**Supplied material**
● ● ● ● ● ● ●
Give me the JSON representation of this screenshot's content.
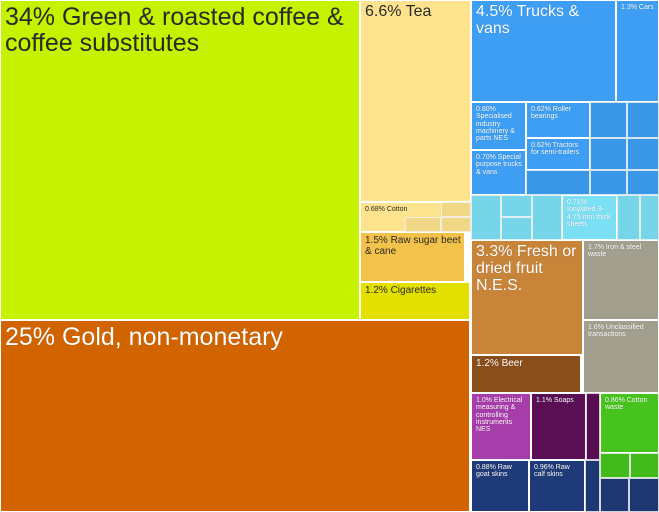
{
  "chart_data": {
    "type": "treemap",
    "title": "",
    "items": [
      {
        "label": "34% Green & roasted coffee & coffee substitutes",
        "share": 34,
        "color": "#c6f200"
      },
      {
        "label": "25% Gold, non-monetary",
        "share": 25,
        "color": "#d26400"
      },
      {
        "label": "6.6% Tea",
        "share": 6.6,
        "color": "#fde38d"
      },
      {
        "label": "0.68% Cotton",
        "share": 0.68,
        "color": "#fde38d"
      },
      {
        "label": "1.5% Raw sugar beet & cane",
        "share": 1.5,
        "color": "#f2c24a"
      },
      {
        "label": "1.2% Cigarettes",
        "share": 1.2,
        "color": "#e3e000"
      },
      {
        "label": "4.5% Trucks & vans",
        "share": 4.5,
        "color": "#3d9ef3"
      },
      {
        "label": "1.3% Cars",
        "share": 1.3,
        "color": "#3d9ef3"
      },
      {
        "label": "0.80% Specialised industry machinery & parts NES",
        "share": 0.8,
        "color": "#3d9ef3"
      },
      {
        "label": "0.62% Roller bearings",
        "share": 0.62,
        "color": "#3d9ef3"
      },
      {
        "label": "0.62% Tractors for semi-trailers",
        "share": 0.62,
        "color": "#3d9ef3"
      },
      {
        "label": "0.70% Special purpose trucks & vans",
        "share": 0.7,
        "color": "#3d9ef3"
      },
      {
        "label": "0.71% Ionylated 3-4.75 mm thick sheets",
        "share": 0.71,
        "color": "#7ce0f4"
      },
      {
        "label": "3.3% Fresh or dried fruit N.E.S.",
        "share": 3.3,
        "color": "#c8853a"
      },
      {
        "label": "1.2% Beer",
        "share": 1.2,
        "color": "#8a4e1a"
      },
      {
        "label": "1.7% Iron & steel waste",
        "share": 1.7,
        "color": "#a39f8e"
      },
      {
        "label": "1.6% Unclassified transactions",
        "share": 1.6,
        "color": "#a39f8e"
      },
      {
        "label": "1.0% Electrical measuring & controlling instruments NES",
        "share": 1.0,
        "color": "#a73cab"
      },
      {
        "label": "1.1% Soaps",
        "share": 1.1,
        "color": "#5a0f55"
      },
      {
        "label": "0.86% Cotton waste",
        "share": 0.86,
        "color": "#46c41d"
      },
      {
        "label": "0.88% Raw goat skins",
        "share": 0.88,
        "color": "#1f3a78"
      },
      {
        "label": "0.96% Raw calf skins",
        "share": 0.96,
        "color": "#1f3a78"
      }
    ]
  }
}
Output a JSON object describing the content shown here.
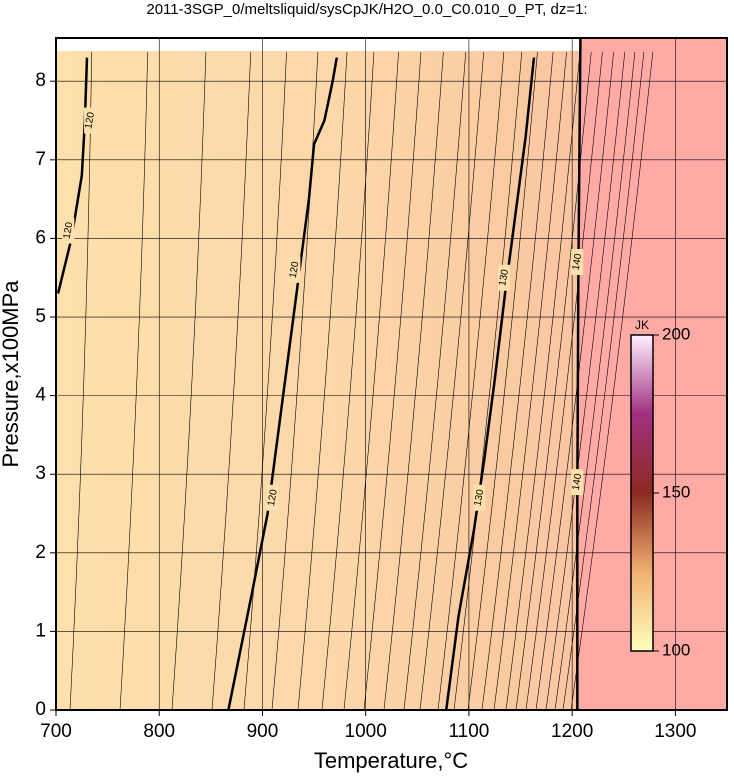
{
  "chart_data": {
    "type": "contour",
    "title": "2011-3SGP_0/meltsliquid/sysCpJK/H2O_0.0_C0.010_0_PT, dz=1:",
    "x_label": "Temperature,°C",
    "y_label": "Pressure,x100MPa",
    "xlim": [
      700,
      1350
    ],
    "ylim": [
      0,
      8.55
    ],
    "xticks": [
      700,
      800,
      900,
      1000,
      1100,
      1200,
      1300
    ],
    "yticks": [
      0,
      1,
      2,
      3,
      4,
      5,
      6,
      7,
      8
    ],
    "grid": true,
    "contours": [
      {
        "level": 120,
        "x": [
          730,
          728,
          725,
          715,
          702
        ],
        "y": [
          8.3,
          7.5,
          6.8,
          6.0,
          5.3
        ],
        "label_x": [
          733,
          712
        ],
        "label_y": [
          7.5,
          6.1
        ]
      },
      {
        "level": 120,
        "x": [
          867,
          890,
          905,
          915,
          925,
          935,
          945,
          950,
          960,
          968,
          972
        ],
        "y": [
          0,
          1.5,
          2.5,
          3.5,
          4.5,
          5.5,
          6.5,
          7.2,
          7.5,
          8.0,
          8.3
        ],
        "label_x": [
          910,
          931
        ],
        "label_y": [
          2.7,
          5.6
        ]
      },
      {
        "level": 130,
        "x": [
          1078,
          1090,
          1105,
          1115,
          1125,
          1135,
          1145,
          1155,
          1163
        ],
        "y": [
          0,
          1.2,
          2.3,
          3.2,
          4.2,
          5.3,
          6.3,
          7.3,
          8.3
        ],
        "label_x": [
          1110,
          1134
        ],
        "label_y": [
          2.7,
          5.5
        ]
      },
      {
        "level": 140,
        "x": [
          1205,
          1205,
          1206,
          1208
        ],
        "y": [
          0,
          2.7,
          5.5,
          8.55
        ],
        "label_x": [
          1205,
          1205
        ],
        "label_y": [
          2.9,
          5.7
        ]
      }
    ],
    "colorbar": {
      "title": "JK",
      "lim": [
        100,
        200
      ],
      "ticks": [
        100,
        150,
        200
      ]
    }
  }
}
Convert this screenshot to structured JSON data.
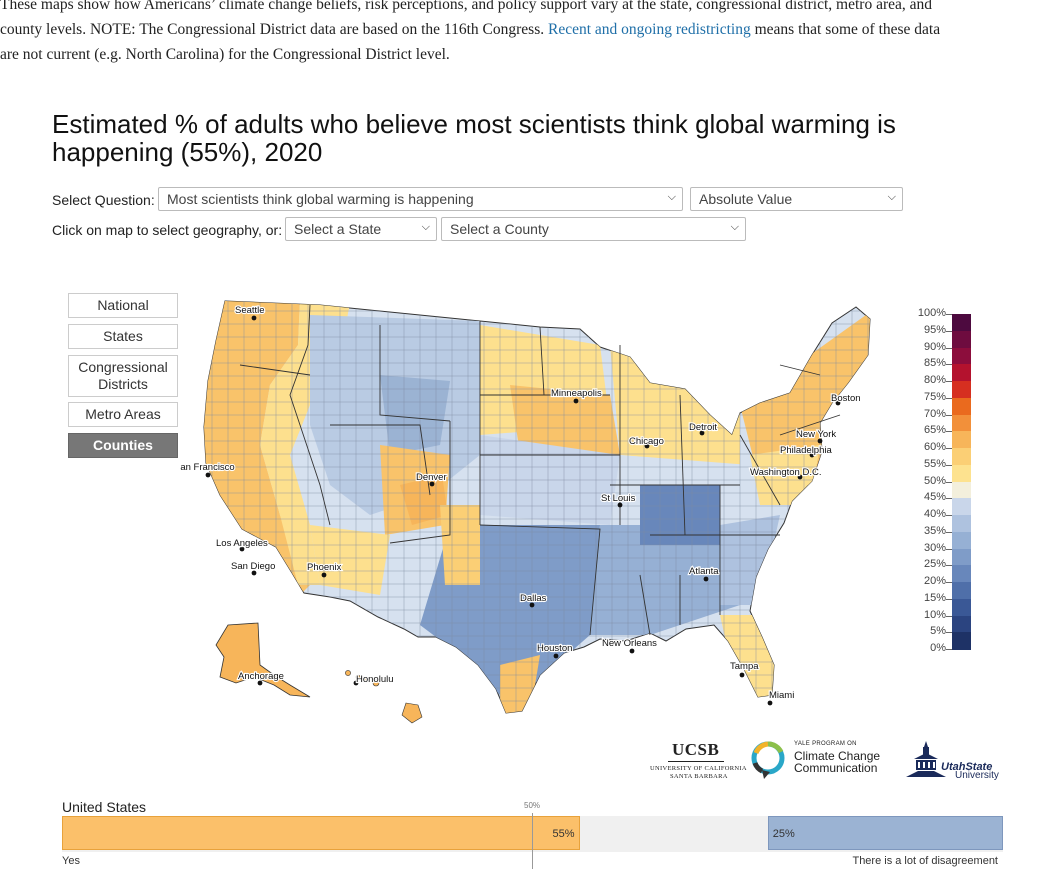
{
  "intro": {
    "line1": "These maps show how Americans’ climate change beliefs, risk perceptions, and policy support vary at the state, congressional district, metro area, and",
    "line2_a": "county levels. NOTE: The Congressional District data are based on the 116th Congress. ",
    "link": "Recent and ongoing redistricting",
    "line2_b": " means that some of these data",
    "line3": "are not current (e.g. North Carolina) for the Congressional District level."
  },
  "title": "Estimated % of adults who believe most scientists think global warming is happening (55%), 2020",
  "controls": {
    "question_label": "Select Question:",
    "question_value": "Most scientists think global warming is happening",
    "value_type": "Absolute Value",
    "geo_label": "Click on map to select geography, or:",
    "state_placeholder": "Select a State",
    "county_placeholder": "Select a County"
  },
  "geography_buttons": [
    {
      "label": "National",
      "active": false
    },
    {
      "label": "States",
      "active": false
    },
    {
      "label": "Congressional Districts",
      "active": false
    },
    {
      "label": "Metro Areas",
      "active": false
    },
    {
      "label": "Counties",
      "active": true
    }
  ],
  "legend": {
    "ticks": [
      "100%",
      "95%",
      "90%",
      "85%",
      "80%",
      "75%",
      "70%",
      "65%",
      "60%",
      "55%",
      "50%",
      "45%",
      "40%",
      "35%",
      "30%",
      "25%",
      "20%",
      "15%",
      "10%",
      "5%",
      "0%"
    ],
    "colors": [
      "#4d0a3f",
      "#6e0c3f",
      "#8c0d3c",
      "#b4122e",
      "#d62f20",
      "#ea6a1e",
      "#f2903a",
      "#f7b55a",
      "#fbcf75",
      "#fde28f",
      "#f3efdc",
      "#c9d6ea",
      "#aec2df",
      "#96b0d4",
      "#7f9cc8",
      "#6887bb",
      "#4f6fa9",
      "#3a5896",
      "#2b4480",
      "#1e3266"
    ]
  },
  "cities": [
    "Seattle",
    "San Francisco",
    "Los Angeles",
    "San Diego",
    "Phoenix",
    "Denver",
    "Minneapolis",
    "Chicago",
    "Detroit",
    "St Louis",
    "Dallas",
    "Houston",
    "New Orleans",
    "Atlanta",
    "Tampa",
    "Miami",
    "Washington D.C.",
    "Philadelphia",
    "New York",
    "Boston",
    "Anchorage",
    "Honolulu"
  ],
  "logos": {
    "ucsb_main": "UCSB",
    "ucsb_sub1": "UNIVERSITY OF CALIFORNIA",
    "ucsb_sub2": "SANTA BARBARA",
    "yale_small": "YALE PROGRAM ON",
    "yale_line1": "Climate Change",
    "yale_line2": "Communication",
    "usu_line1": "UtahState",
    "usu_line2": "University"
  },
  "bar": {
    "region": "United States",
    "midpoint_label": "50%",
    "yes_label": "55%",
    "no_label": "25%",
    "left_caption": "Yes",
    "right_caption": "There is a lot of disagreement",
    "yes_color": "#fbc06a",
    "no_color": "#9bb3d3",
    "neutral_color": "#f0f0f0"
  },
  "chart_data": {
    "type": "bar",
    "title": "United States",
    "categories": [
      "Yes",
      "There is a lot of disagreement"
    ],
    "values": [
      55,
      25
    ],
    "xlim": [
      0,
      100
    ],
    "reference_line": 50
  }
}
● ● ● ● ● ● ●
**Do this**
Every line of the data should be copied as it stands, without the images.

**Correct answer**
Give me the JSON representation of this screenshot's content.
{
  "chart_data": {
    "type": "treemap",
    "title": "",
    "items": [
      {
        "label": "34% Green & roasted coffee & coffee substitutes",
        "share": 34,
        "color": "#c6f200"
      },
      {
        "label": "25% Gold, non-monetary",
        "share": 25,
        "color": "#d26400"
      },
      {
        "label": "6.6% Tea",
        "share": 6.6,
        "color": "#fde38d"
      },
      {
        "label": "0.68% Cotton",
        "share": 0.68,
        "color": "#fde38d"
      },
      {
        "label": "1.5% Raw sugar beet & cane",
        "share": 1.5,
        "color": "#f2c24a"
      },
      {
        "label": "1.2% Cigarettes",
        "share": 1.2,
        "color": "#e3e000"
      },
      {
        "label": "4.5% Trucks & vans",
        "share": 4.5,
        "color": "#3d9ef3"
      },
      {
        "label": "1.3% Cars",
        "share": 1.3,
        "color": "#3d9ef3"
      },
      {
        "label": "0.80% Specialised industry machinery & parts NES",
        "share": 0.8,
        "color": "#3d9ef3"
      },
      {
        "label": "0.62% Roller bearings",
        "share": 0.62,
        "color": "#3d9ef3"
      },
      {
        "label": "0.62% Tractors for semi-trailers",
        "share": 0.62,
        "color": "#3d9ef3"
      },
      {
        "label": "0.70% Special purpose trucks & vans",
        "share": 0.7,
        "color": "#3d9ef3"
      },
      {
        "label": "0.71% Ionylated 3-4.75 mm thick sheets",
        "share": 0.71,
        "color": "#7ce0f4"
      },
      {
        "label": "3.3% Fresh or dried fruit N.E.S.",
        "share": 3.3,
        "color": "#c8853a"
      },
      {
        "label": "1.2% Beer",
        "share": 1.2,
        "color": "#8a4e1a"
      },
      {
        "label": "1.7% Iron & steel waste",
        "share": 1.7,
        "color": "#a39f8e"
      },
      {
        "label": "1.6% Unclassified transactions",
        "share": 1.6,
        "color": "#a39f8e"
      },
      {
        "label": "1.0% Electrical measuring & controlling instruments NES",
        "share": 1.0,
        "color": "#a73cab"
      },
      {
        "label": "1.1% Soaps",
        "share": 1.1,
        "color": "#5a0f55"
      },
      {
        "label": "0.86% Cotton waste",
        "share": 0.86,
        "color": "#46c41d"
      },
      {
        "label": "0.88% Raw goat skins",
        "share": 0.88,
        "color": "#1f3a78"
      },
      {
        "label": "0.96% Raw calf skins",
        "share": 0.96,
        "color": "#1f3a78"
      }
    ]
  }
}
Output a JSON object describing the content shown here.
{
  "chart_data": {
    "type": "contour",
    "title": "2011-3SGP_0/meltsliquid/sysCpJK/H2O_0.0_C0.010_0_PT, dz=1:",
    "x_label": "Temperature,°C",
    "y_label": "Pressure,x100MPa",
    "xlim": [
      700,
      1350
    ],
    "ylim": [
      0,
      8.55
    ],
    "xticks": [
      700,
      800,
      900,
      1000,
      1100,
      1200,
      1300
    ],
    "yticks": [
      0,
      1,
      2,
      3,
      4,
      5,
      6,
      7,
      8
    ],
    "grid": true,
    "contours": [
      {
        "level": 120,
        "x": [
          730,
          728,
          725,
          715,
          702
        ],
        "y": [
          8.3,
          7.5,
          6.8,
          6.0,
          5.3
        ],
        "label_x": [
          733,
          712
        ],
        "label_y": [
          7.5,
          6.1
        ]
      },
      {
        "level": 120,
        "x": [
          867,
          890,
          905,
          915,
          925,
          935,
          945,
          950,
          960,
          968,
          972
        ],
        "y": [
          0,
          1.5,
          2.5,
          3.5,
          4.5,
          5.5,
          6.5,
          7.2,
          7.5,
          8.0,
          8.3
        ],
        "label_x": [
          910,
          931
        ],
        "label_y": [
          2.7,
          5.6
        ]
      },
      {
        "level": 130,
        "x": [
          1078,
          1090,
          1105,
          1115,
          1125,
          1135,
          1145,
          1155,
          1163
        ],
        "y": [
          0,
          1.2,
          2.3,
          3.2,
          4.2,
          5.3,
          6.3,
          7.3,
          8.3
        ],
        "label_x": [
          1110,
          1134
        ],
        "label_y": [
          2.7,
          5.5
        ]
      },
      {
        "level": 140,
        "x": [
          1205,
          1205,
          1206,
          1208
        ],
        "y": [
          0,
          2.7,
          5.5,
          8.55
        ],
        "label_x": [
          1205,
          1205
        ],
        "label_y": [
          2.9,
          5.7
        ]
      }
    ],
    "colorbar": {
      "title": "JK",
      "lim": [
        100,
        200
      ],
      "ticks": [
        100,
        150,
        200
      ]
    }
  }
}
Convert this screenshot to structured JSON data.
{
  "intro": {
    "line1": "These maps show how Americans’ climate change beliefs, risk perceptions, and policy support vary at the state, congressional district, metro area, and",
    "line2_a": "county levels. NOTE: The Congressional District data are based on the 116th Congress. ",
    "link": "Recent and ongoing redistricting",
    "line2_b": " means that some of these data",
    "line3": "are not current (e.g. North Carolina) for the Congressional District level."
  },
  "title": "Estimated % of adults who believe most scientists think global warming is happening (55%), 2020",
  "controls": {
    "question_label": "Select Question:",
    "question_value": "Most scientists think global warming is happening",
    "value_type": "Absolute Value",
    "geo_label": "Click on map to select geography, or:",
    "state_placeholder": "Select a State",
    "county_placeholder": "Select a County"
  },
  "geography_buttons": [
    {
      "label": "National",
      "active": false
    },
    {
      "label": "States",
      "active": false
    },
    {
      "label": "Congressional Districts",
      "active": false
    },
    {
      "label": "Metro Areas",
      "active": false
    },
    {
      "label": "Counties",
      "active": true
    }
  ],
  "legend": {
    "ticks": [
      "100%",
      "95%",
      "90%",
      "85%",
      "80%",
      "75%",
      "70%",
      "65%",
      "60%",
      "55%",
      "50%",
      "45%",
      "40%",
      "35%",
      "30%",
      "25%",
      "20%",
      "15%",
      "10%",
      "5%",
      "0%"
    ],
    "colors": [
      "#4d0a3f",
      "#6e0c3f",
      "#8c0d3c",
      "#b4122e",
      "#d62f20",
      "#ea6a1e",
      "#f2903a",
      "#f7b55a",
      "#fbcf75",
      "#fde28f",
      "#f3efdc",
      "#c9d6ea",
      "#aec2df",
      "#96b0d4",
      "#7f9cc8",
      "#6887bb",
      "#4f6fa9",
      "#3a5896",
      "#2b4480",
      "#1e3266"
    ]
  },
  "cities": [
    "Seattle",
    "San Francisco",
    "Los Angeles",
    "San Diego",
    "Phoenix",
    "Denver",
    "Minneapolis",
    "Chicago",
    "Detroit",
    "St Louis",
    "Dallas",
    "Houston",
    "New Orleans",
    "Atlanta",
    "Tampa",
    "Miami",
    "Washington D.C.",
    "Philadelphia",
    "New York",
    "Boston",
    "Anchorage",
    "Honolulu"
  ],
  "logos": {
    "ucsb_main": "UCSB",
    "ucsb_sub1": "UNIVERSITY OF CALIFORNIA",
    "ucsb_sub2": "SANTA BARBARA",
    "yale_small": "YALE PROGRAM ON",
    "yale_line1": "Climate Change",
    "yale_line2": "Communication",
    "usu_line1": "UtahState",
    "usu_line2": "University"
  },
  "bar": {
    "region": "United States",
    "midpoint_label": "50%",
    "yes_label": "55%",
    "no_label": "25%",
    "left_caption": "Yes",
    "right_caption": "There is a lot of disagreement",
    "yes_color": "#fbc06a",
    "no_color": "#9bb3d3",
    "neutral_color": "#f0f0f0"
  },
  "chart_data": {
    "type": "bar",
    "title": "United States",
    "categories": [
      "Yes",
      "There is a lot of disagreement"
    ],
    "values": [
      55,
      25
    ],
    "xlim": [
      0,
      100
    ],
    "reference_line": 50
  }
}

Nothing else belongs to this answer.